Send each entry back exactly as given, pictures excluded.

════

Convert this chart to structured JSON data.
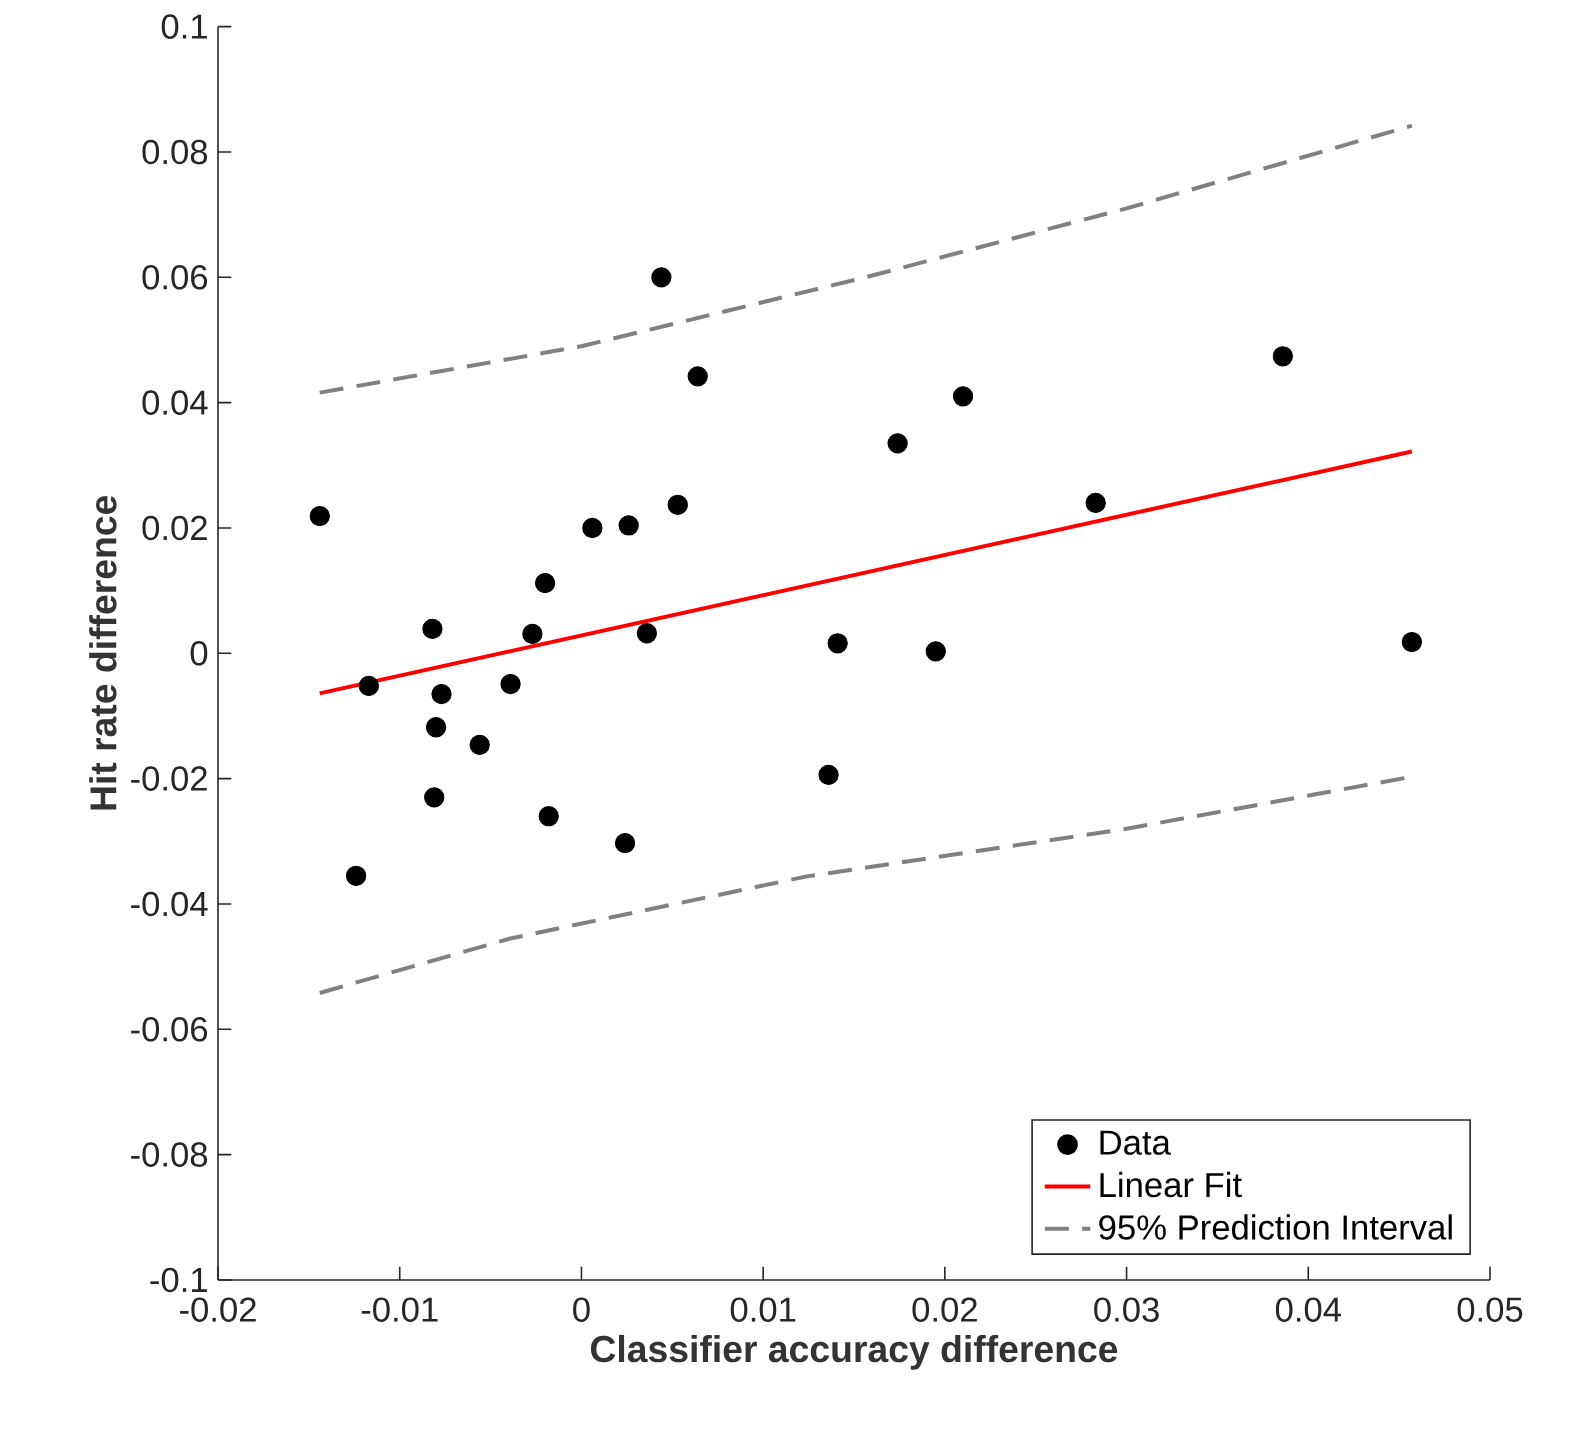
{
  "chart_data": {
    "type": "scatter",
    "xlabel": "Classifier accuracy difference",
    "ylabel": "Hit rate difference",
    "xlim": [
      -0.02,
      0.05
    ],
    "ylim": [
      -0.1,
      0.1
    ],
    "xticks": [
      -0.02,
      -0.01,
      0,
      0.01,
      0.02,
      0.03,
      0.04,
      0.05
    ],
    "yticks": [
      -0.1,
      -0.08,
      -0.06,
      -0.04,
      -0.02,
      0,
      0.02,
      0.04,
      0.06,
      0.08,
      0.1
    ],
    "grid": false,
    "legend": "bottom right",
    "series": [
      {
        "name": "Data",
        "marker": "circle",
        "color": "#000000",
        "x": [
          0.0044,
          0.0064,
          -0.0144,
          0.0006,
          0.0026,
          0.0053,
          -0.002,
          -0.0082,
          -0.0027,
          0.0036,
          0.0141,
          -0.0117,
          -0.0077,
          -0.0039,
          -0.008,
          -0.0056,
          -0.0081,
          -0.0018,
          0.0024,
          -0.0124,
          0.0136,
          0.0174,
          0.021,
          0.0386,
          0.0283,
          0.0195,
          0.0457
        ],
        "values": [
          0.06,
          0.0442,
          0.0219,
          0.02,
          0.0204,
          0.0237,
          0.0112,
          0.0039,
          0.0031,
          0.0032,
          0.0016,
          -0.0052,
          -0.0065,
          -0.0049,
          -0.0118,
          -0.0146,
          -0.023,
          -0.026,
          -0.0303,
          -0.0355,
          -0.0194,
          0.0335,
          0.041,
          0.0474,
          0.024,
          0.0003,
          0.0018
        ]
      },
      {
        "name": "Linear Fit",
        "type": "line",
        "marker": "none",
        "line_style": "solid",
        "color": "#ff0000",
        "x": [
          -0.0144,
          0.0457
        ],
        "values": [
          -0.0064,
          0.0322
        ]
      },
      {
        "name": "95% Prediction Interval",
        "type": "line",
        "marker": "none",
        "line_style": "dashed",
        "color": "#808080",
        "x": [
          -0.0144,
          0,
          0.0159,
          0.03,
          0.0457
        ],
        "values": [
          0.0416,
          0.049,
          0.0602,
          0.071,
          0.0842
        ]
      },
      {
        "type": "line",
        "marker": "none",
        "line_style": "dashed",
        "color": "#808080",
        "x": [
          -0.0144,
          -0.0039,
          0.0124,
          0.03,
          0.0457
        ],
        "values": [
          -0.0542,
          -0.0455,
          -0.0356,
          -0.028,
          -0.0197
        ]
      }
    ]
  }
}
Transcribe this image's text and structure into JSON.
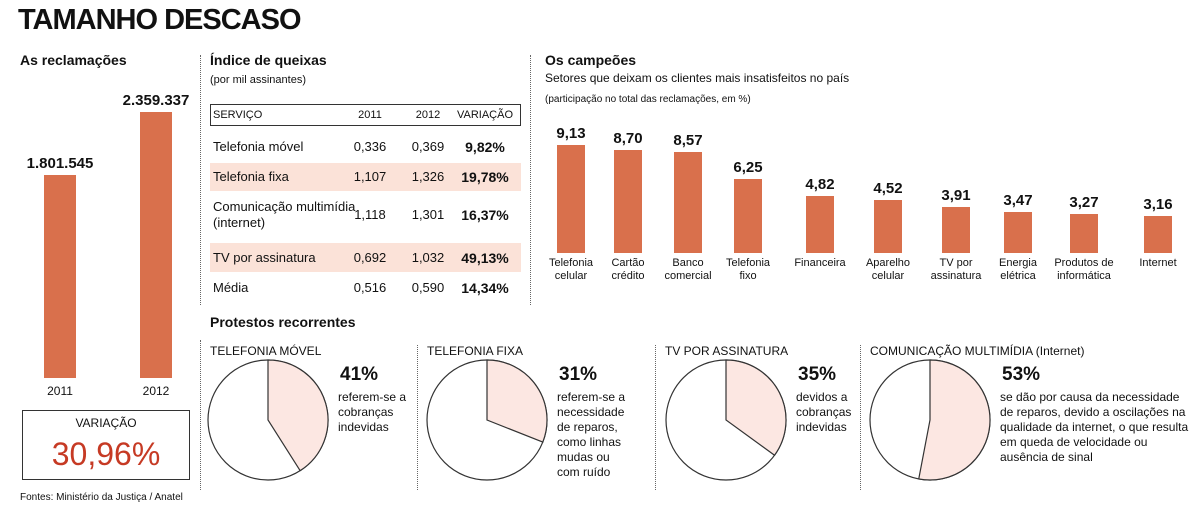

════

▸ Task solution:
Convert this chart to structured JSON data.
{
  "chart_data": {
    "type": "scatter",
    "xlabel": "Classifier accuracy difference",
    "ylabel": "Hit rate difference",
    "xlim": [
      -0.02,
      0.05
    ],
    "ylim": [
      -0.1,
      0.1
    ],
    "xticks": [
      -0.02,
      -0.01,
      0,
      0.01,
      0.02,
      0.03,
      0.04,
      0.05
    ],
    "yticks": [
      -0.1,
      -0.08,
      -0.06,
      -0.04,
      -0.02,
      0,
      0.02,
      0.04,
      0.06,
      0.08,
      0.1
    ],
    "grid": false,
    "legend": "bottom right",
    "series": [
      {
        "name": "Data",
        "marker": "circle",
        "color": "#000000",
        "x": [
          0.0044,
          0.0064,
          -0.0144,
          0.0006,
          0.0026,
          0.0053,
          -0.002,
          -0.0082,
          -0.0027,
          0.0036,
          0.0141,
          -0.0117,
          -0.0077,
          -0.0039,
          -0.008,
          -0.0056,
          -0.0081,
          -0.0018,
          0.0024,
          -0.0124,
          0.0136,
          0.0174,
          0.021,
          0.0386,
          0.0283,
          0.0195,
          0.0457
        ],
        "values": [
          0.06,
          0.0442,
          0.0219,
          0.02,
          0.0204,
          0.0237,
          0.0112,
          0.0039,
          0.0031,
          0.0032,
          0.0016,
          -0.0052,
          -0.0065,
          -0.0049,
          -0.0118,
          -0.0146,
          -0.023,
          -0.026,
          -0.0303,
          -0.0355,
          -0.0194,
          0.0335,
          0.041,
          0.0474,
          0.024,
          0.0003,
          0.0018
        ]
      },
      {
        "name": "Linear Fit",
        "type": "line",
        "marker": "none",
        "line_style": "solid",
        "color": "#ff0000",
        "x": [
          -0.0144,
          0.0457
        ],
        "values": [
          -0.0064,
          0.0322
        ]
      },
      {
        "name": "95% Prediction Interval",
        "type": "line",
        "marker": "none",
        "line_style": "dashed",
        "color": "#808080",
        "x": [
          -0.0144,
          0,
          0.0159,
          0.03,
          0.0457
        ],
        "values": [
          0.0416,
          0.049,
          0.0602,
          0.071,
          0.0842
        ]
      },
      {
        "type": "line",
        "marker": "none",
        "line_style": "dashed",
        "color": "#808080",
        "x": [
          -0.0144,
          -0.0039,
          0.0124,
          0.03,
          0.0457
        ],
        "values": [
          -0.0542,
          -0.0455,
          -0.0356,
          -0.028,
          -0.0197
        ]
      }
    ]
  }
}
Transcribe this image's text and structure into JSON.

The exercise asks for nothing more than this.